*** Excerpted data ***
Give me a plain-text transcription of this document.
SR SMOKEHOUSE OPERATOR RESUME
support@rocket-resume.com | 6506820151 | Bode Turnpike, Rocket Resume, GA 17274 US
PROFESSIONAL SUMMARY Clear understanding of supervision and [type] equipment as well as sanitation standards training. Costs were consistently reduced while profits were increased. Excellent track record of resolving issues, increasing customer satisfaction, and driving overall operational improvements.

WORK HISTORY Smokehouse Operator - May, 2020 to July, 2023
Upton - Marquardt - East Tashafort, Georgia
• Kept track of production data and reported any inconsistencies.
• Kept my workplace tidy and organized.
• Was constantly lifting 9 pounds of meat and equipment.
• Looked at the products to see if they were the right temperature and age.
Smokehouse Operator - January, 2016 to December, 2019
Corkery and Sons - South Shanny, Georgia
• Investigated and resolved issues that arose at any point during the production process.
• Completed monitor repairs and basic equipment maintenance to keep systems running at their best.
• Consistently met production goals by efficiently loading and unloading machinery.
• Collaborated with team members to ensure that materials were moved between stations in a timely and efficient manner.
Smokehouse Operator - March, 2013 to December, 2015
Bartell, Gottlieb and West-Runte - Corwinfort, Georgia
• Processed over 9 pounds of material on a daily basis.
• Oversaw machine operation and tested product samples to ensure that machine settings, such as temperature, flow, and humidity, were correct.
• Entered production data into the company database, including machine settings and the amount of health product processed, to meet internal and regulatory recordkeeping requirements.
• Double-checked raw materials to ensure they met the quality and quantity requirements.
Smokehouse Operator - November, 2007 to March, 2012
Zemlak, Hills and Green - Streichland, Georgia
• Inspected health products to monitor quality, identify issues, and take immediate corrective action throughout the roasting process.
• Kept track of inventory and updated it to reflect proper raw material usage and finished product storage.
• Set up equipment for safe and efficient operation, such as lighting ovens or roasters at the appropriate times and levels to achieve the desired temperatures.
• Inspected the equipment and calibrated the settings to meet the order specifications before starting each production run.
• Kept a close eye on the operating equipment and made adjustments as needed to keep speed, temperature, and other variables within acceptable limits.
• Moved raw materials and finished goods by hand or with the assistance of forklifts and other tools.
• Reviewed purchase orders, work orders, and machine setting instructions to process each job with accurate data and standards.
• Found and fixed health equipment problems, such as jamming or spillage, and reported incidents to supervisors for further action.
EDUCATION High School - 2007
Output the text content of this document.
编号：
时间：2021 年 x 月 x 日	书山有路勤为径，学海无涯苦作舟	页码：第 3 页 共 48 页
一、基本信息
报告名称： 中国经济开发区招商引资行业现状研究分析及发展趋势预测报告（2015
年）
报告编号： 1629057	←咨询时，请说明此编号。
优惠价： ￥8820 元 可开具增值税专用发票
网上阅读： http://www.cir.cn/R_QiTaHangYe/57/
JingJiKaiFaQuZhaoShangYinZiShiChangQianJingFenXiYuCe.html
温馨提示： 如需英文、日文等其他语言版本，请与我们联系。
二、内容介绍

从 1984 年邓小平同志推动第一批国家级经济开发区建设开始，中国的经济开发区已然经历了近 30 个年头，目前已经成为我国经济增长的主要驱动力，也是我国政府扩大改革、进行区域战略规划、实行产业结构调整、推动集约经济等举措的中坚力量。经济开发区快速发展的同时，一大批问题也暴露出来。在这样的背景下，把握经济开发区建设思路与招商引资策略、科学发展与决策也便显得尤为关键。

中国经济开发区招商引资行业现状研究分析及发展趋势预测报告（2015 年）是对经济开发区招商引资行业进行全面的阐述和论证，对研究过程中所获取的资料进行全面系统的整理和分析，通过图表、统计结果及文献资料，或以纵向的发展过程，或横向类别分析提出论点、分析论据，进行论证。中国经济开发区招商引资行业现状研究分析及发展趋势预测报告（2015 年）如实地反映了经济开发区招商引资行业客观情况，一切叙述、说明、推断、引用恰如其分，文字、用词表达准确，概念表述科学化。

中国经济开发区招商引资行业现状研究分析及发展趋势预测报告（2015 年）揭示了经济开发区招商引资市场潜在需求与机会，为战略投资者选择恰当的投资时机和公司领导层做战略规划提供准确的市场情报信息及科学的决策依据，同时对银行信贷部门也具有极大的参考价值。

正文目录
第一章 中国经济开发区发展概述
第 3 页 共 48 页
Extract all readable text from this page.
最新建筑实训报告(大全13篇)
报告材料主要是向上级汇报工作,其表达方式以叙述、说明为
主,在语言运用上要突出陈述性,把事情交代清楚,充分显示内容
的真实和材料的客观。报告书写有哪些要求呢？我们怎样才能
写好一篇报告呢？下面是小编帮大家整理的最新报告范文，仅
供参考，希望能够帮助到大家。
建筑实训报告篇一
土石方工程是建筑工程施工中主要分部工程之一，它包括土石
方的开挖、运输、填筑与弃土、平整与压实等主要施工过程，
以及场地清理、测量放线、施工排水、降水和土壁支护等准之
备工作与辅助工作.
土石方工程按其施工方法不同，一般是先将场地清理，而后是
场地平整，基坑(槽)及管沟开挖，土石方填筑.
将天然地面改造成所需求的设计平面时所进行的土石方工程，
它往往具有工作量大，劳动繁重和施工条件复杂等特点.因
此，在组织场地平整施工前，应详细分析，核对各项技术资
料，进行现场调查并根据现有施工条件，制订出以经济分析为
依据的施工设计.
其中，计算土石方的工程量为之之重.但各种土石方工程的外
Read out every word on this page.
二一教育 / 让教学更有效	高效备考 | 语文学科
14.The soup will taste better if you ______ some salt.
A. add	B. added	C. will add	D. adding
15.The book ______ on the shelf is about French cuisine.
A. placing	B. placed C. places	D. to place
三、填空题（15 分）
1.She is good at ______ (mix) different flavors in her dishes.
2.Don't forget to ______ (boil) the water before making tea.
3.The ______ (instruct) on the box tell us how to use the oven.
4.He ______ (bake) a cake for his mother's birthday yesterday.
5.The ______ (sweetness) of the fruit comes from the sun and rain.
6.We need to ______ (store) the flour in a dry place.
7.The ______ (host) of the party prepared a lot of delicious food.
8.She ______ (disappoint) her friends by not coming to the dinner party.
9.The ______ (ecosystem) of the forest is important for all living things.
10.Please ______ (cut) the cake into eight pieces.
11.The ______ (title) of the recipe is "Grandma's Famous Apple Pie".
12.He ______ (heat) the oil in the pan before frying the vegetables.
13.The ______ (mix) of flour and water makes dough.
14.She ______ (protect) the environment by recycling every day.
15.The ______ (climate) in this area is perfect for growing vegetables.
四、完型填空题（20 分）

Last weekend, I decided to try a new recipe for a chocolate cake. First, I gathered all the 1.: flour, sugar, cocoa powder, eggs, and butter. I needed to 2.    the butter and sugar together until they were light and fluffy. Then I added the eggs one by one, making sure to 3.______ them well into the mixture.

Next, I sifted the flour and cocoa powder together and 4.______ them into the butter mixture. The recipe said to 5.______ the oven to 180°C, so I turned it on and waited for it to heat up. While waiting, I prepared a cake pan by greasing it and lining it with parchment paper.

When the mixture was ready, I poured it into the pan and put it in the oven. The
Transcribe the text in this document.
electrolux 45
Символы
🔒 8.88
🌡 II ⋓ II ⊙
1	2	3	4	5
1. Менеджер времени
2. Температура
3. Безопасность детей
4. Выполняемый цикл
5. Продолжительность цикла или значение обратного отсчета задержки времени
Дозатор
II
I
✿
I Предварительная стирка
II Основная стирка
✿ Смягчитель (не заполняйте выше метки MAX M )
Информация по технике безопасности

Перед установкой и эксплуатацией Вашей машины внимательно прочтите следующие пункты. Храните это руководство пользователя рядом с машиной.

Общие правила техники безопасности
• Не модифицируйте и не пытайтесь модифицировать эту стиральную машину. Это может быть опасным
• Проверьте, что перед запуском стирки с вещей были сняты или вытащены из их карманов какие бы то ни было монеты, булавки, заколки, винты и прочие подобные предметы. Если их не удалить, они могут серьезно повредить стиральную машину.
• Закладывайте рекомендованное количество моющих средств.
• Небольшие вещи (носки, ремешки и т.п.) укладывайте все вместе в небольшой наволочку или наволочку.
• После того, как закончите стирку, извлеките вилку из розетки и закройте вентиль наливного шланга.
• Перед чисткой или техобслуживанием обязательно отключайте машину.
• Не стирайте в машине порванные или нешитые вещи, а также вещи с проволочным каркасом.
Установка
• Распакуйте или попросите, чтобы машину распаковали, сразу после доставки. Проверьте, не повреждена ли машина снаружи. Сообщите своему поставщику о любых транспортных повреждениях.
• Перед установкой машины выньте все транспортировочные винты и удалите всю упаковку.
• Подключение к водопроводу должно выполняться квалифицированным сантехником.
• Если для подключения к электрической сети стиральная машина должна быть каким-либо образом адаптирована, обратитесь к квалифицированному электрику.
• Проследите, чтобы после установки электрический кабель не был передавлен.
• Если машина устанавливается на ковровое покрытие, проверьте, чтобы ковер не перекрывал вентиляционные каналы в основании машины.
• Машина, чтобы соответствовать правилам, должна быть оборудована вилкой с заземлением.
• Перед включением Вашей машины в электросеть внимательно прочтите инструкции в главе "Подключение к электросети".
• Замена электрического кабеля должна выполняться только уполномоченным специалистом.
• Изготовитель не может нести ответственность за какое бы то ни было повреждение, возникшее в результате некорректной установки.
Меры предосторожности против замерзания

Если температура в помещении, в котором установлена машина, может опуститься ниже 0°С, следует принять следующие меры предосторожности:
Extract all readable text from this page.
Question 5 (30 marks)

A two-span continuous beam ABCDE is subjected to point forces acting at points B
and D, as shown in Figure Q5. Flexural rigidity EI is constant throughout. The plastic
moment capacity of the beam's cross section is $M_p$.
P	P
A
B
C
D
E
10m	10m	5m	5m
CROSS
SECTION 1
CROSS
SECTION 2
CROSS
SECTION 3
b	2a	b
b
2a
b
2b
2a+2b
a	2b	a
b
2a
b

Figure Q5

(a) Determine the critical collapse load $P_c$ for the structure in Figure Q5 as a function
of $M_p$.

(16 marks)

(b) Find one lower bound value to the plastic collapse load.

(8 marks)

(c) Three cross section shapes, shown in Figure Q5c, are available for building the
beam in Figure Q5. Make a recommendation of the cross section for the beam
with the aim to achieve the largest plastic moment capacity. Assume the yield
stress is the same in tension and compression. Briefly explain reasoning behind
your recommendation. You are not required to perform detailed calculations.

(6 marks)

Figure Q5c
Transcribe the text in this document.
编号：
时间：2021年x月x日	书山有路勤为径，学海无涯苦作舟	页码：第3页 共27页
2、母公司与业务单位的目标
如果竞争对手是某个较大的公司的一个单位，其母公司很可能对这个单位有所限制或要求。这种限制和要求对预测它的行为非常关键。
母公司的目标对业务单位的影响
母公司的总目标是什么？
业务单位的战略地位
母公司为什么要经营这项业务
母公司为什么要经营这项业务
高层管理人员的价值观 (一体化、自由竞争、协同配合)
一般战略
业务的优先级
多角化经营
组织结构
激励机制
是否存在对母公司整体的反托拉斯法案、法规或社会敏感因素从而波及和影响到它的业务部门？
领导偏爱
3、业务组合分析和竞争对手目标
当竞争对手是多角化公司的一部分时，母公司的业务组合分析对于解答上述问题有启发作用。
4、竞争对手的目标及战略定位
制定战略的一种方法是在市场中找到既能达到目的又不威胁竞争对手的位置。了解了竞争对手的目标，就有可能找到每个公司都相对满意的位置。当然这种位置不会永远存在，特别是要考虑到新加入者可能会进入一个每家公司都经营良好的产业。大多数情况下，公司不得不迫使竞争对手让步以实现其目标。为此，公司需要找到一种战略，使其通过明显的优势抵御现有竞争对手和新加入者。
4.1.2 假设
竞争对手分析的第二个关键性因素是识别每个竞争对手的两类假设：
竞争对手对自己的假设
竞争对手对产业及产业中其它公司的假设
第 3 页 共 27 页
***
→ What you will do:
How many lines in the data contain the string "Подключение"? Respond with the number only.

→ Task answer:
2